DIRECTIONS: For this exercise, copy out each line of the material below that includes "Brent".

INPUT FOR THIS TASK:
▼▼▼

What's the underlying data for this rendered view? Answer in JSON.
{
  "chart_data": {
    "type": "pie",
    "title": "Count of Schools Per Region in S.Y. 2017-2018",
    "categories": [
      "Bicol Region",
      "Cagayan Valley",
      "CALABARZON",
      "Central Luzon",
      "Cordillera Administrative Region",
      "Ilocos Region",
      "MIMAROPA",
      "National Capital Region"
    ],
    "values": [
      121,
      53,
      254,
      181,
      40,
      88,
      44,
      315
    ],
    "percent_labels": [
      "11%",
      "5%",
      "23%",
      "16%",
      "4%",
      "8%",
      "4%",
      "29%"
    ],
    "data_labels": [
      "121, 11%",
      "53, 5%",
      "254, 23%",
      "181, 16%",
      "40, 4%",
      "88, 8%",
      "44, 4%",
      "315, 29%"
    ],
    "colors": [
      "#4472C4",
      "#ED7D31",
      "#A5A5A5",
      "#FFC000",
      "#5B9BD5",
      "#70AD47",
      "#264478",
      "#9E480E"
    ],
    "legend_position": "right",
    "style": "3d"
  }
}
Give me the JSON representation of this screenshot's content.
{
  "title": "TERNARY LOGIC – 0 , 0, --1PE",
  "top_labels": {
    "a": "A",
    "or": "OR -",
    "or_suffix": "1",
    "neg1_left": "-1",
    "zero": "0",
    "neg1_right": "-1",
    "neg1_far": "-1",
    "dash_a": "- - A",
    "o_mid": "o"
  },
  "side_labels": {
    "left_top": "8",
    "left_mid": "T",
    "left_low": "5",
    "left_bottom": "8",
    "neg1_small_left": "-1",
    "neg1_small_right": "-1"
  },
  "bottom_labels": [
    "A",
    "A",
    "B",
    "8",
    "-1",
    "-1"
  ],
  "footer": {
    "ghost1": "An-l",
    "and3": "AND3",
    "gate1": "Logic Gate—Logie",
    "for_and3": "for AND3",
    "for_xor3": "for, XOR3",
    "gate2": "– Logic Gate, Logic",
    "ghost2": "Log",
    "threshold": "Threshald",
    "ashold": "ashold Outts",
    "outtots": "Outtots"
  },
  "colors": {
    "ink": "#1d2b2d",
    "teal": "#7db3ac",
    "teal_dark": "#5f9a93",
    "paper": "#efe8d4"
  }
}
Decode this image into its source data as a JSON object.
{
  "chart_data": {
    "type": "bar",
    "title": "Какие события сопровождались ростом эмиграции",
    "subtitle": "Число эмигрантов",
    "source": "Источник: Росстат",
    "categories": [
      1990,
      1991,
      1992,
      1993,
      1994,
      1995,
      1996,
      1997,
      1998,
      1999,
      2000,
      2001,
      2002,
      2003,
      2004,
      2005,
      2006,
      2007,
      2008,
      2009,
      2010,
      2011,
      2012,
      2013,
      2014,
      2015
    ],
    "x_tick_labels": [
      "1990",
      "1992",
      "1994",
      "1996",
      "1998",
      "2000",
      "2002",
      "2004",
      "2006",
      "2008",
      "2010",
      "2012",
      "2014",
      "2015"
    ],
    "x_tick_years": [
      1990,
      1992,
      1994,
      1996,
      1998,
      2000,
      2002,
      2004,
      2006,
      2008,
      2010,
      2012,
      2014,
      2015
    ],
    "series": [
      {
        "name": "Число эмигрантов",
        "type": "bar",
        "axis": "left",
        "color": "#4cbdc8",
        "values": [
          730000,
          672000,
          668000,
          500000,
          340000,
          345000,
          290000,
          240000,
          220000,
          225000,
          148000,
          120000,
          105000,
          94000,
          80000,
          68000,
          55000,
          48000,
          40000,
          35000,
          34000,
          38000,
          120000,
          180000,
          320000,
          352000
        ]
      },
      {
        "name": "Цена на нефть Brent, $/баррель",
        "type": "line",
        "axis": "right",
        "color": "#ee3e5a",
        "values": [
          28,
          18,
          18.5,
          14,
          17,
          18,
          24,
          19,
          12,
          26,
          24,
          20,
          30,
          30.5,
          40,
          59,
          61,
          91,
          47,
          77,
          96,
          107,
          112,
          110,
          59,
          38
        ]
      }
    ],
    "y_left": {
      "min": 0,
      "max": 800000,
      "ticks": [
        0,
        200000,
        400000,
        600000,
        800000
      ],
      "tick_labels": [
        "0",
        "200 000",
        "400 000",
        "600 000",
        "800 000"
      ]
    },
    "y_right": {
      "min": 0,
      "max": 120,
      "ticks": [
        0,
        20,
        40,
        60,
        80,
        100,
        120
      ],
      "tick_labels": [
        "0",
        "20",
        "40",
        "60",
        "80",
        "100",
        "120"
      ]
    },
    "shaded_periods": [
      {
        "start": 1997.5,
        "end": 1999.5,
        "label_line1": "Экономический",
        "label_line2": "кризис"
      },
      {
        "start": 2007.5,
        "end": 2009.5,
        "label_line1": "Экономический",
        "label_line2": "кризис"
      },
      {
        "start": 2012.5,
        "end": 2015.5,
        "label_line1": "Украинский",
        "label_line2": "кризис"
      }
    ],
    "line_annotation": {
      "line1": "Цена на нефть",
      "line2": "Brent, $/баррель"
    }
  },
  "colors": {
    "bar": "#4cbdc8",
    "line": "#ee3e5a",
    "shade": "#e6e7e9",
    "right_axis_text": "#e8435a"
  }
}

▲▲▲

FULL ANSWER:
        "name": "Цена на нефть Brent, $/баррель",
      "line2": "Brent, $/баррель"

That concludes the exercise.